[Stored entries]
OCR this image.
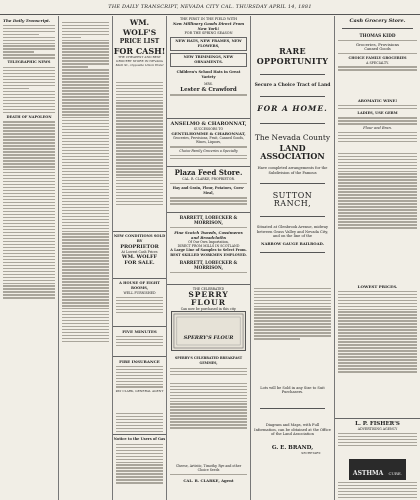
THE DAILY TRANSCRIPT, NEVADA CITY CAL. THURSDAY APRIL 14, 1881
The Daily Transcript.
TELEGRAPHIC NEWS
DEATH OF NAPOLEON
WM. WOLF'S
PRICE LIST
FOR CASH!
THE CHEAPEST AND BEST GROCERY STORE IN NEVADA
Main St., Opposite Union Hotel
NEW CONDITIONS SOLD BY
PROPRIETOR
At Lowest Cash Prices
WM. WOLFF
FOR SALE.
A HOUSE OF EIGHT ROOMS,
WELL FURNISHED
FIVE MINUTES
FIRE INSURANCE
PAY CLARK, GENERAL AGENT
Notice to the Users of Gas
THE FIRST IN THE FIELD WITH
New Millinery Goods Direct From New York!
FOR THE SPRING SEASON
NEW HATS, NEW FRAMES, NEW FLOWERS,
NEW TRIMMINGS, NEW ORNAMENTS.
Children's School Hats in Great Variety
MRS.
Lester & Crawford
ANSELMO & CHARONNAT,
SUCCESSORS TO
GENTILHOMME & CHARONNAT,
Groceries, Provisions, Fruit, Canned Goods, Wines, Liquors,
Choice Family Groceries a Specialty
Plaza Feed Store.
CAL. R. CLARKE, PROPRIETOR.
Hay and Grain, Flour, Potatoes, Corn-Meal,
BARRETT, LOBECKER & MORRISON,
Fine Scotch Tweeds, Cassimeres and Broadcloths
Of Our Own Importation,
DIRECT FROM MILLS IN SCOTLAND
A Large Line of Samples to Select From.
BEST SKILLED WORKMEN EMPLOYED.
BARRETT, LOBECKER & MORRISON,
THE CELEBRATED
SPERRY FLOUR
Can now be purchased in this city.
SPERRY'S FLOUR
SPERRY'S CELEBRATED BREAKFAST GEMMES,
Cheese, Artistic, Timothy, Rye and other Choice Seeds
CAL. R. CLARKE, Agent
RARE OPPORTUNITY
Secure a Choice Tract of Land
FOR A HOME.
The Nevada County
LAND ASSOCIATION
Have completed arrangements for the Subdivision of the Famous
SUTTON RANCH,
Situated at Glenbrook Avenue, midway between Grass Valley and Nevada City, and on the line of the
NARROW GAUGE RAILROAD.
Lots will be Sold in any Size to Suit Purchasers.
Diagram and Maps, with Full Information, can be obtained at the Office of the Land Association
G. E. BRAND,
SECRETARY.
Cash Grocery Store.
THOMAS KIDD
Groceries, Provisions
Canned Goods
CHOICE FAMILY GROCERIES
A SPECIALTY.
AROMATIC WINE!
LADIES, USE GERM
Flour and Bran.
LOWEST PRICES.
L. P. FISHER'S
ADVERTISING AGENCY
ASTHMA CURE.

**What is required**:
Search the listing above for the string "Goods". Copy every line that contains it.

**Answer to this exercise**:
New Millinery Goods Direct From New York!
Groceries, Provisions, Fruit, Canned Goods, Wines, Liquors,
Canned Goods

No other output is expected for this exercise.